:: Lines of data ::
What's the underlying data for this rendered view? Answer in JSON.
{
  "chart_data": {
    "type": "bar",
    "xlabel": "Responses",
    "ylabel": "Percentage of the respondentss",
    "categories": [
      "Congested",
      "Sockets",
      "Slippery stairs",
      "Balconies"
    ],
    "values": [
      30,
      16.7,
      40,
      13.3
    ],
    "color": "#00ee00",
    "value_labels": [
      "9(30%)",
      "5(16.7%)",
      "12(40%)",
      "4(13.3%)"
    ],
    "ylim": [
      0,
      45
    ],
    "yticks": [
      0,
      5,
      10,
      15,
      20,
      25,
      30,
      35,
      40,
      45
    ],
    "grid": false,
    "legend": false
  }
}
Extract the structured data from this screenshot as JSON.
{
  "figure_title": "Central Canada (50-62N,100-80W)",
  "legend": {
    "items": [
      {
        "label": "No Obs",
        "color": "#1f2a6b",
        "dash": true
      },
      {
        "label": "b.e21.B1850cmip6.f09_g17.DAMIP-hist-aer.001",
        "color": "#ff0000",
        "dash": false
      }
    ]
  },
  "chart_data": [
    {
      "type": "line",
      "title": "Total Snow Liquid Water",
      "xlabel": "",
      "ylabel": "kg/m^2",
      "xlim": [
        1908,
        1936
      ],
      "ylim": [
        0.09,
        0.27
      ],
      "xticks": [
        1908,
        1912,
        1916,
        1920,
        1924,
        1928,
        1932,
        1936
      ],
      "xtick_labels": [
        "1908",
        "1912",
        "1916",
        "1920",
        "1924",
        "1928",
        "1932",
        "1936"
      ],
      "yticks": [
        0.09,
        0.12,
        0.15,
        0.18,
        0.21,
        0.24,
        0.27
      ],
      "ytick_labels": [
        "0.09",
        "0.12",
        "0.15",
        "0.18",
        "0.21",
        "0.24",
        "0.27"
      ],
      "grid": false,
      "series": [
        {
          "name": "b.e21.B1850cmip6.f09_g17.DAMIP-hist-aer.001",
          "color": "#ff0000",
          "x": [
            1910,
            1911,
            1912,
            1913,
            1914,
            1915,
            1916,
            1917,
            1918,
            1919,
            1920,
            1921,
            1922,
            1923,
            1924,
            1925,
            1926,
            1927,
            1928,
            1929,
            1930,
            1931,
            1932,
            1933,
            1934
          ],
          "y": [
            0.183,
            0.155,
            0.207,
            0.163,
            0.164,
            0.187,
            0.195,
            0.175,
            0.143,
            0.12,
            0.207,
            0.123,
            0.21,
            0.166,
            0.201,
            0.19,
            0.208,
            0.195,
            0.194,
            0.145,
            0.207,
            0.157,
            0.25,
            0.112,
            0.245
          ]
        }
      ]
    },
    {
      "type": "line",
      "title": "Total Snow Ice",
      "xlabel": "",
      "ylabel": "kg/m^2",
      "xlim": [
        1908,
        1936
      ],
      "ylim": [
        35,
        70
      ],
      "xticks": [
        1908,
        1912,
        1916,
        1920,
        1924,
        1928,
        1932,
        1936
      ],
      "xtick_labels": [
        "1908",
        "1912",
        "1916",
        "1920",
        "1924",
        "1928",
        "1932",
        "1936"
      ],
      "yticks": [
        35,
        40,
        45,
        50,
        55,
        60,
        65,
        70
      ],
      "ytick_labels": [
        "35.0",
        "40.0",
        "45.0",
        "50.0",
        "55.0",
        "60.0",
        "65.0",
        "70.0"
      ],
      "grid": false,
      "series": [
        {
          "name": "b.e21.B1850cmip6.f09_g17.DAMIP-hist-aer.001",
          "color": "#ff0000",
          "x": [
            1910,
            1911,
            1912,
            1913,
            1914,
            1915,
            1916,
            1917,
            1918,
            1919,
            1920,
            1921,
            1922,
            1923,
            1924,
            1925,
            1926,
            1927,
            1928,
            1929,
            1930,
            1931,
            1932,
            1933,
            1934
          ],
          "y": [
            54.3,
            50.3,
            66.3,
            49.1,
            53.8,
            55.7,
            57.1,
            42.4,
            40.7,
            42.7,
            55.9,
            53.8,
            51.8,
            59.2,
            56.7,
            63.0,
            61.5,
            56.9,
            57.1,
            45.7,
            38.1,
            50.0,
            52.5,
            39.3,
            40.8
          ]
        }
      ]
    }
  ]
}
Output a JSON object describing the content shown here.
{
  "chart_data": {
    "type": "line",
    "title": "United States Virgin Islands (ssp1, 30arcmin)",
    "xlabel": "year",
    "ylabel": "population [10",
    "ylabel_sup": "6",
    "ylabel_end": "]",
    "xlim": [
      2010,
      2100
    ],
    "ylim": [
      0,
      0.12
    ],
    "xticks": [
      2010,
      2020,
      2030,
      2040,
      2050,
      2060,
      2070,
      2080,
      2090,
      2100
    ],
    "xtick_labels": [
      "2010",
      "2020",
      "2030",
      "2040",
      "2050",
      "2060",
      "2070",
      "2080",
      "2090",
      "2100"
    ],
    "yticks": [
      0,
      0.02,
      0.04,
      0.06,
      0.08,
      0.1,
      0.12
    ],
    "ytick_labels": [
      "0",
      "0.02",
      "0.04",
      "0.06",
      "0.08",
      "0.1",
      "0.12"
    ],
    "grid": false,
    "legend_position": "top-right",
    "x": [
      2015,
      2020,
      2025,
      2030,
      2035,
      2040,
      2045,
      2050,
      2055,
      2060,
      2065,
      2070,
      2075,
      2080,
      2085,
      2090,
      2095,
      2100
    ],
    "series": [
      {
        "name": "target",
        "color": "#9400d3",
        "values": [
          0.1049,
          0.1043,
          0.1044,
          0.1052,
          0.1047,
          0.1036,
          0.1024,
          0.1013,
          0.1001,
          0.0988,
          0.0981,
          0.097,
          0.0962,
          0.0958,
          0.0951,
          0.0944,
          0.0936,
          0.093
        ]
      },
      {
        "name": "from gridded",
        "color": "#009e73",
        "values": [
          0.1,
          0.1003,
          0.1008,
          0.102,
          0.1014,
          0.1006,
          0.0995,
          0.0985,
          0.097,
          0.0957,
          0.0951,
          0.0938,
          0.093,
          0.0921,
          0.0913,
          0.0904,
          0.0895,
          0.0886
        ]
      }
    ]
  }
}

:: Work to complete ::
Copy each line above containing the string "Total".

:: Written answer ::
      "title": "Total Snow Liquid Water",
      "title": "Total Snow Ice",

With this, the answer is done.